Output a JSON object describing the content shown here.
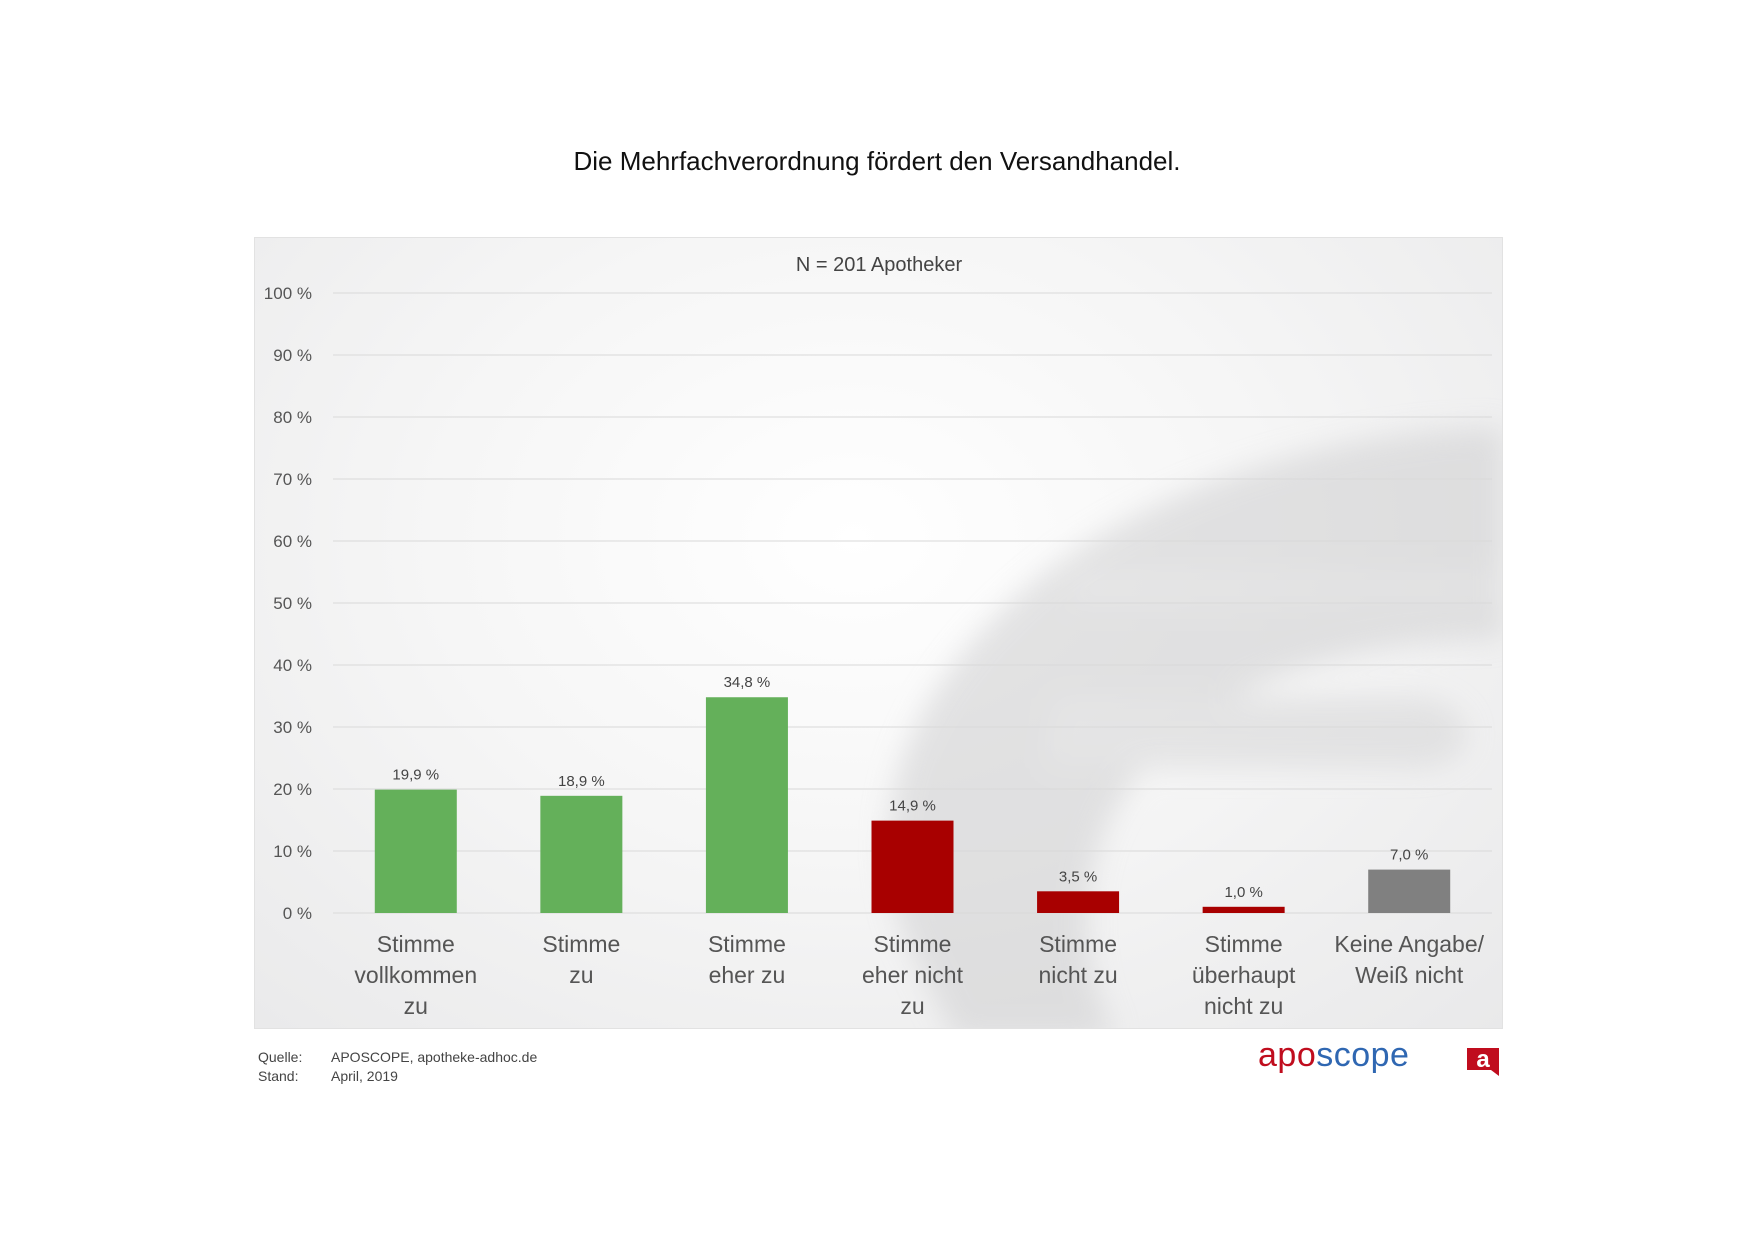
{
  "page": {
    "title": "Die Mehrfachverordnung fördert den Versandhandel."
  },
  "footer": {
    "source_label": "Quelle:",
    "source_value": "APOSCOPE, apotheke-adhoc.de",
    "date_label": "Stand:",
    "date_value": "April, 2019"
  },
  "logo": {
    "text_part1": "apo",
    "text_part2": "scope",
    "mark_letter": "a"
  },
  "colors": {
    "agree": "#64b05a",
    "disagree": "#a80000",
    "neutral": "#808080",
    "logo_red": "#c00d1e",
    "logo_blue": "#2f67b2"
  },
  "chart_data": {
    "type": "bar",
    "title": "Die Mehrfachverordnung fördert den Versandhandel.",
    "subtitle": "N = 201 Apotheker",
    "xlabel": "",
    "ylabel": "",
    "ylim": [
      0,
      100
    ],
    "yticks": [
      0,
      10,
      20,
      30,
      40,
      50,
      60,
      70,
      80,
      90,
      100
    ],
    "ytick_labels": [
      "0 %",
      "10 %",
      "20 %",
      "30 %",
      "40 %",
      "50 %",
      "60 %",
      "70 %",
      "80 %",
      "90 %",
      "100 %"
    ],
    "grid": true,
    "legend": "none",
    "categories": [
      [
        "Stimme",
        "vollkommen",
        "zu"
      ],
      [
        "Stimme",
        "zu"
      ],
      [
        "Stimme",
        "eher zu"
      ],
      [
        "Stimme",
        "eher nicht",
        "zu"
      ],
      [
        "Stimme",
        "nicht zu"
      ],
      [
        "Stimme",
        "überhaupt",
        "nicht zu"
      ],
      [
        "Keine Angabe/",
        "Weiß nicht"
      ]
    ],
    "values": [
      19.9,
      18.9,
      34.8,
      14.9,
      3.5,
      1.0,
      7.0
    ],
    "value_labels": [
      "19,9 %",
      "18,9 %",
      "34,8 %",
      "14,9 %",
      "3,5 %",
      "1,0 %",
      "7,0 %"
    ],
    "bar_colors": [
      "agree",
      "agree",
      "agree",
      "disagree",
      "disagree",
      "disagree",
      "neutral"
    ]
  }
}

Exercise directions - Each line of the data is to be duplicated exactly; pictures stay out of the copy.

Result below -
Output a JSON object describing the content shown here.
{
  "page": {
    "title": "Die Mehrfachverordnung fördert den Versandhandel."
  },
  "footer": {
    "source_label": "Quelle:",
    "source_value": "APOSCOPE, apotheke-adhoc.de",
    "date_label": "Stand:",
    "date_value": "April, 2019"
  },
  "logo": {
    "text_part1": "apo",
    "text_part2": "scope",
    "mark_letter": "a"
  },
  "colors": {
    "agree": "#64b05a",
    "disagree": "#a80000",
    "neutral": "#808080",
    "logo_red": "#c00d1e",
    "logo_blue": "#2f67b2"
  },
  "chart_data": {
    "type": "bar",
    "title": "Die Mehrfachverordnung fördert den Versandhandel.",
    "subtitle": "N = 201 Apotheker",
    "xlabel": "",
    "ylabel": "",
    "ylim": [
      0,
      100
    ],
    "yticks": [
      0,
      10,
      20,
      30,
      40,
      50,
      60,
      70,
      80,
      90,
      100
    ],
    "ytick_labels": [
      "0 %",
      "10 %",
      "20 %",
      "30 %",
      "40 %",
      "50 %",
      "60 %",
      "70 %",
      "80 %",
      "90 %",
      "100 %"
    ],
    "grid": true,
    "legend": "none",
    "categories": [
      [
        "Stimme",
        "vollkommen",
        "zu"
      ],
      [
        "Stimme",
        "zu"
      ],
      [
        "Stimme",
        "eher zu"
      ],
      [
        "Stimme",
        "eher nicht",
        "zu"
      ],
      [
        "Stimme",
        "nicht zu"
      ],
      [
        "Stimme",
        "überhaupt",
        "nicht zu"
      ],
      [
        "Keine Angabe/",
        "Weiß nicht"
      ]
    ],
    "values": [
      19.9,
      18.9,
      34.8,
      14.9,
      3.5,
      1.0,
      7.0
    ],
    "value_labels": [
      "19,9 %",
      "18,9 %",
      "34,8 %",
      "14,9 %",
      "3,5 %",
      "1,0 %",
      "7,0 %"
    ],
    "bar_colors": [
      "agree",
      "agree",
      "agree",
      "disagree",
      "disagree",
      "disagree",
      "neutral"
    ]
  }
}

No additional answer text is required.